*What is needed*.
How many lines in the entries below contain "muhim"? Answer with the number only.

*Given data*.
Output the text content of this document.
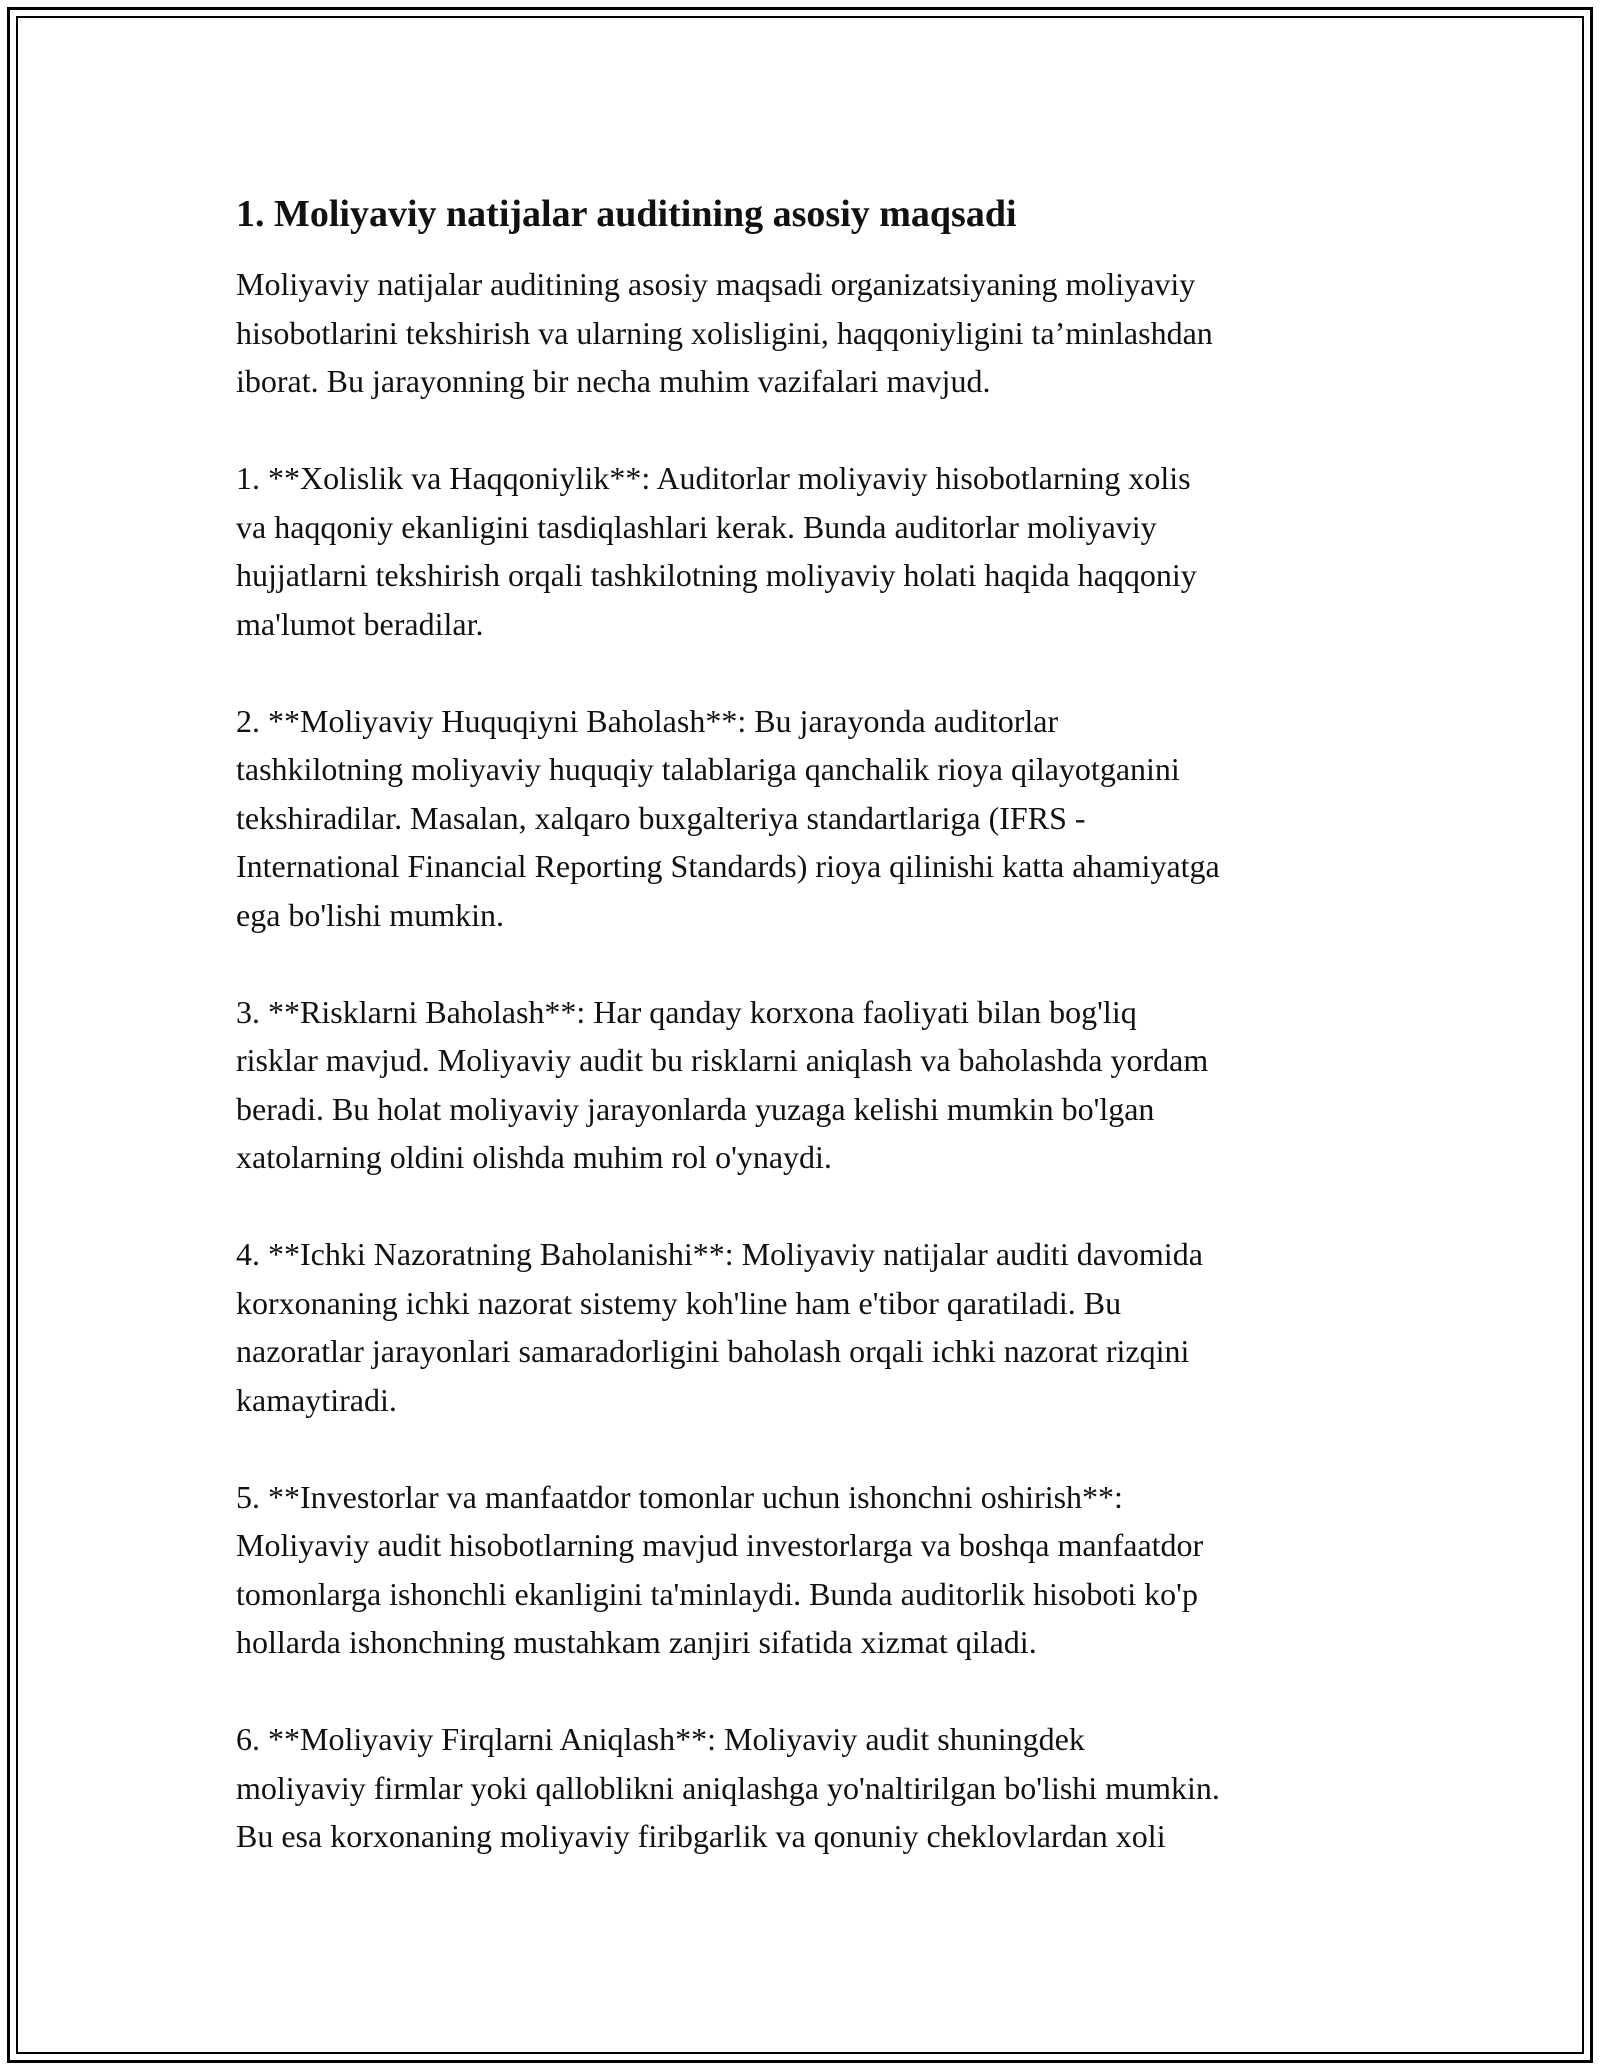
1. Moliyaviy natijalar auditining asosiy maqsadi

Moliyaviy natijalar auditining asosiy maqsadi organizatsiyaning moliyaviy
hisobotlarini tekshirish va ularning xolisligini, haqqoniyligini ta’minlashdan
iborat. Bu jarayonning bir necha muhim vazifalari mavjud.

1. **Xolislik va Haqqoniylik**: Auditorlar moliyaviy hisobotlarning xolis
va haqqoniy ekanligini tasdiqlashlari kerak. Bunda auditorlar moliyaviy
hujjatlarni tekshirish orqali tashkilotning moliyaviy holati haqida haqqoniy
ma'lumot beradilar.

2. **Moliyaviy Huquqiyni Baholash**: Bu jarayonda auditorlar
tashkilotning moliyaviy huquqiy talablariga qanchalik rioya qilayotganini
tekshiradilar. Masalan, xalqaro buxgalteriya standartlariga (IFRS -
International Financial Reporting Standards) rioya qilinishi katta ahamiyatga
ega bo'lishi mumkin.

3. **Risklarni Baholash**: Har qanday korxona faoliyati bilan bog'liq
risklar mavjud. Moliyaviy audit bu risklarni aniqlash va baholashda yordam
beradi. Bu holat moliyaviy jarayonlarda yuzaga kelishi mumkin bo'lgan
xatolarning oldini olishda muhim rol o'ynaydi.

4. **Ichki Nazoratning Baholanishi**: Moliyaviy natijalar auditi davomida
korxonaning ichki nazorat sistemy koh'line ham e'tibor qaratiladi. Bu
nazoratlar jarayonlari samaradorligini baholash orqali ichki nazorat rizqini
kamaytiradi.

5. **Investorlar va manfaatdor tomonlar uchun ishonchni oshirish**:
Moliyaviy audit hisobotlarning mavjud investorlarga va boshqa manfaatdor
tomonlarga ishonchli ekanligini ta'minlaydi. Bunda auditorlik hisoboti ko'p
hollarda ishonchning mustahkam zanjiri sifatida xizmat qiladi.

6. **Moliyaviy Firqlarni Aniqlash**: Moliyaviy audit shuningdek
moliyaviy firmlar yoki qalloblikni aniqlashga yo'naltirilgan bo'lishi mumkin.
Bu esa korxonaning moliyaviy firibgarlik va qonuniy cheklovlardan xoli
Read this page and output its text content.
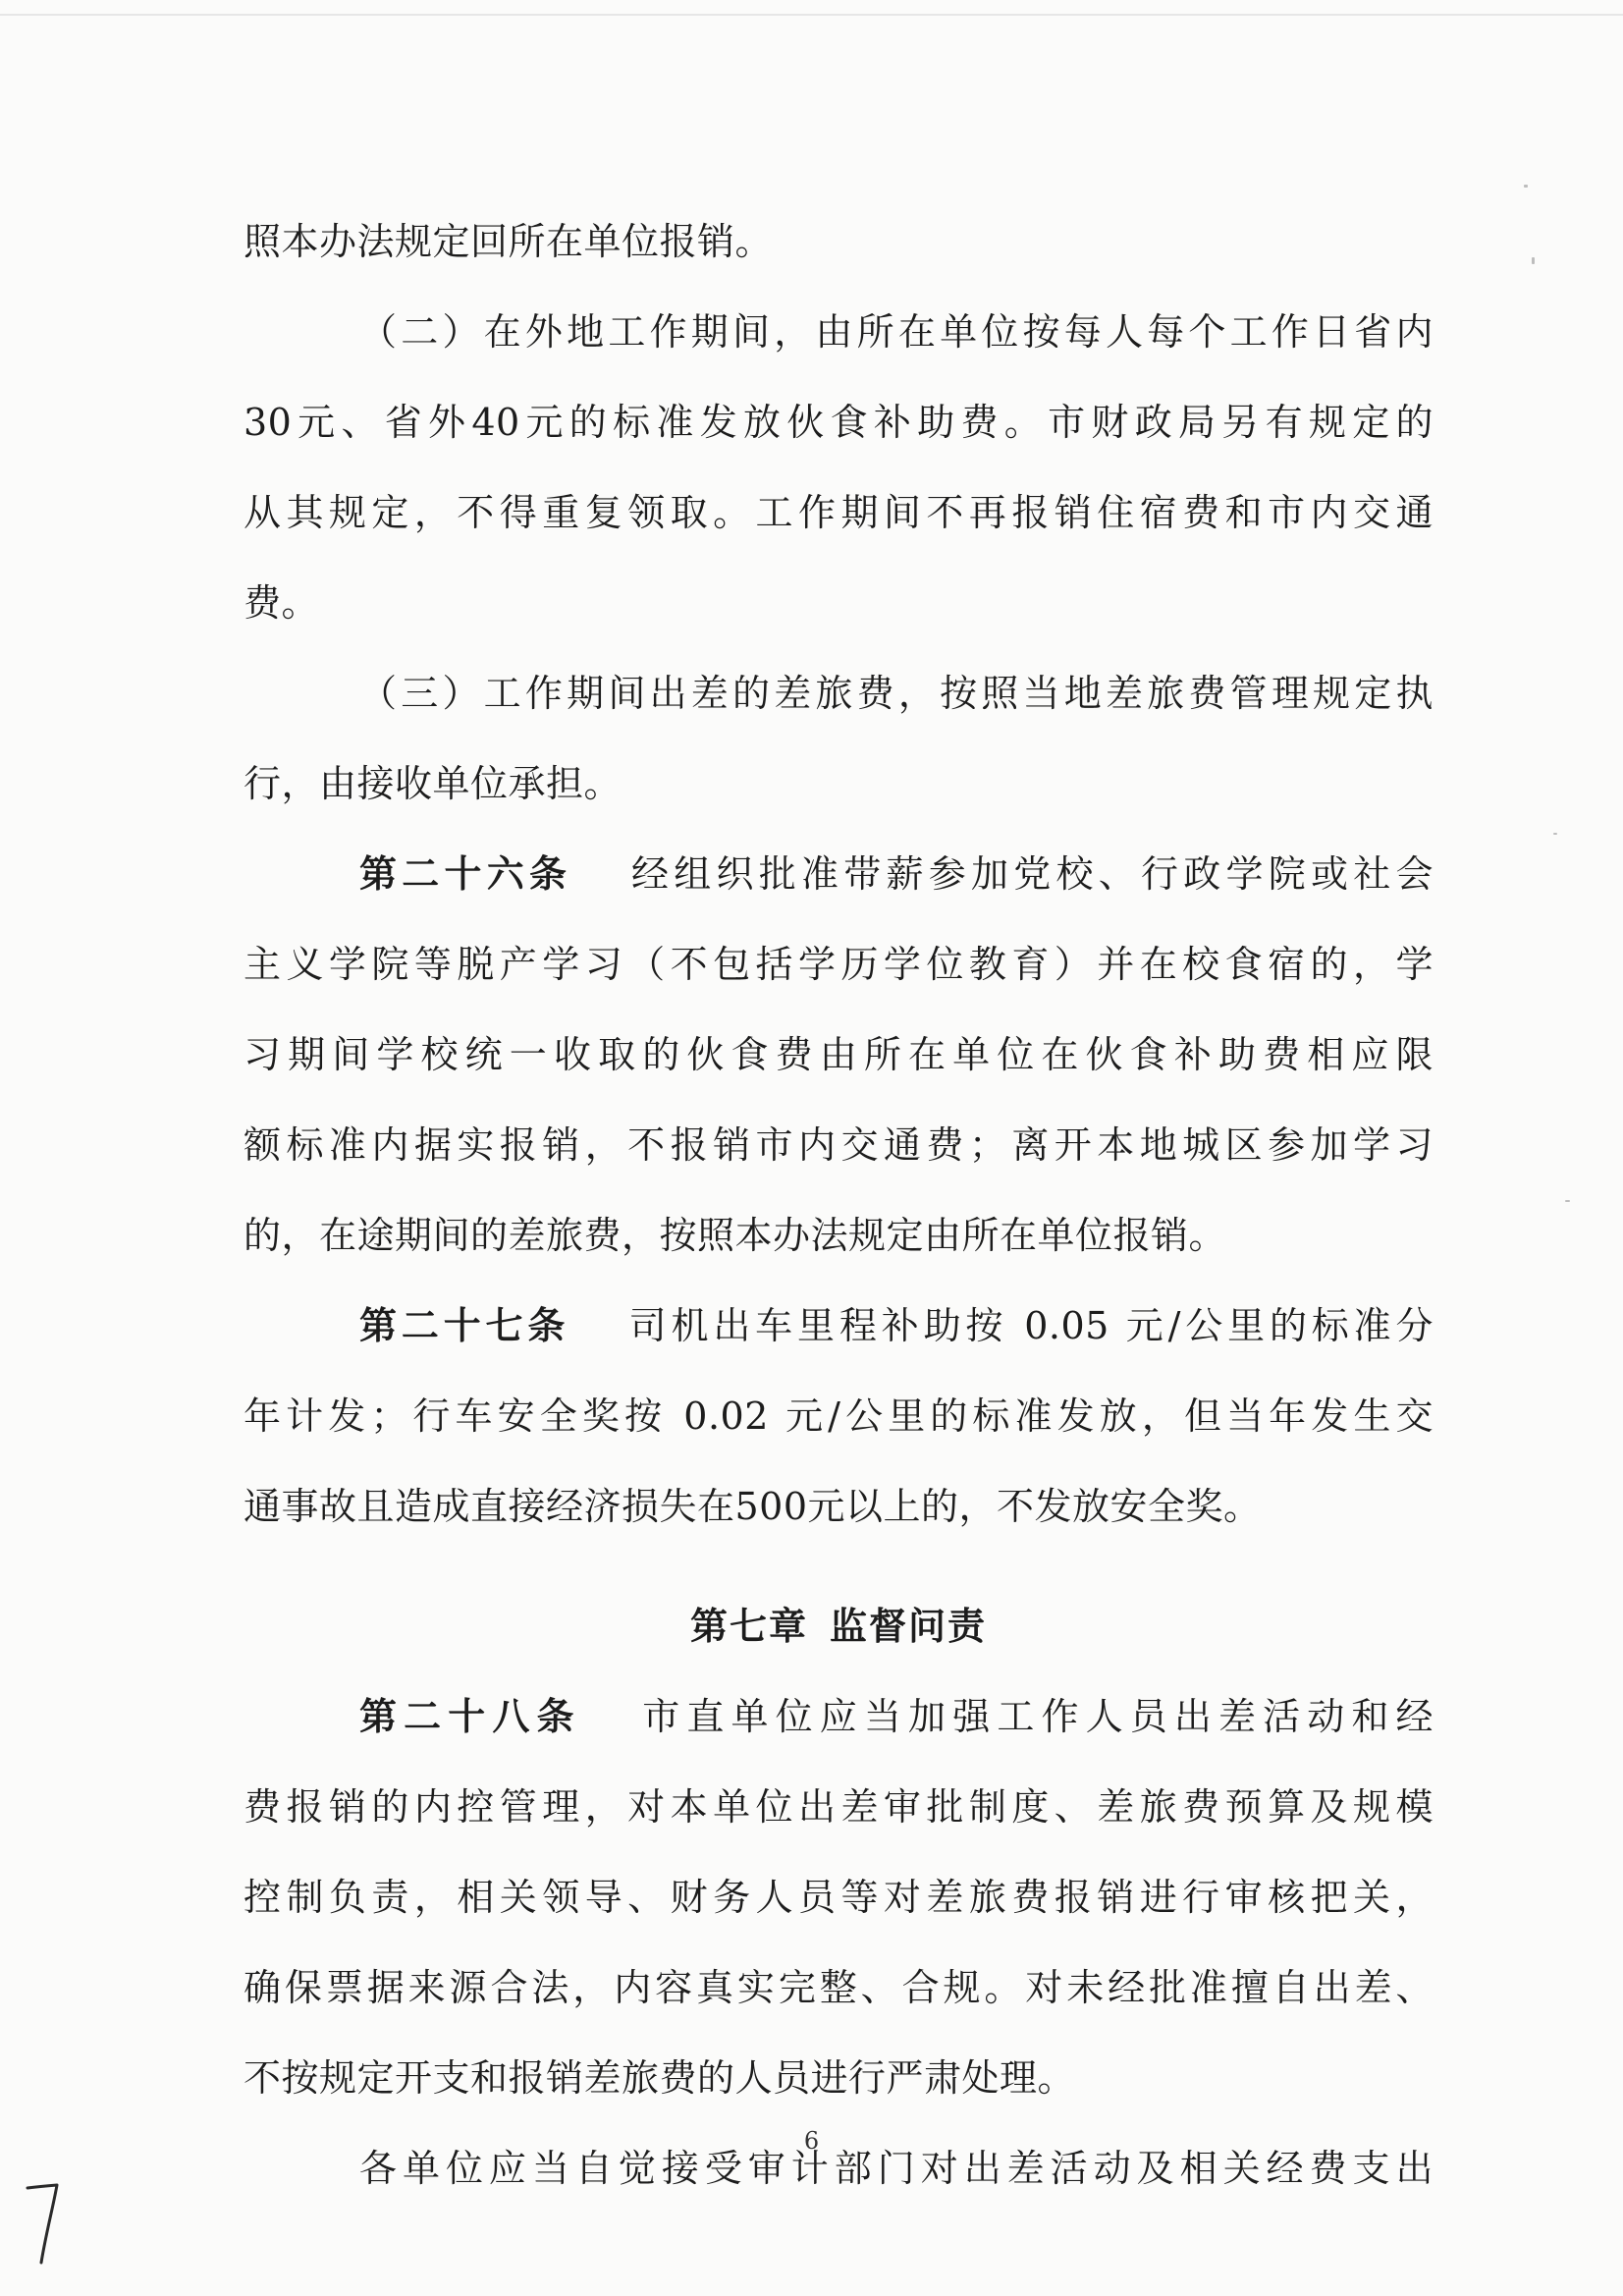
照本办法规定回所在单位报销。
（二）在外地工作期间，由所在单位按每人每个工作日省内
30元、省外40元的标准发放伙食补助费。市财政局另有规定的
从其规定，不得重复领取。工作期间不再报销住宿费和市内交通
费。
（三）工作期间出差的差旅费，按照当地差旅费管理规定执
行，由接收单位承担。
第二十六条 经组织批准带薪参加党校、行政学院或社会
主义学院等脱产学习（不包括学历学位教育）并在校食宿的，学
习期间学校统一收取的伙食费由所在单位在伙食补助费相应限
额标准内据实报销，不报销市内交通费；离开本地城区参加学习
的，在途期间的差旅费，按照本办法规定由所在单位报销。
第二十七条 司机出车里程补助按 0.05 元/公里的标准分
年计发；行车安全奖按 0.02 元/公里的标准发放，但当年发生交
通事故且造成直接经济损失在500元以上的，不发放安全奖。
第七章 监督问责
第二十八条 市直单位应当加强工作人员出差活动和经
费报销的内控管理，对本单位出差审批制度、差旅费预算及规模
控制负责，相关领导、财务人员等对差旅费报销进行审核把关，
确保票据来源合法，内容真实完整、合规。对未经批准擅自出差、
不按规定开支和报销差旅费的人员进行严肃处理。
各单位应当自觉接受审计部门对出差活动及相关经费支出
6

*Written solution*.
2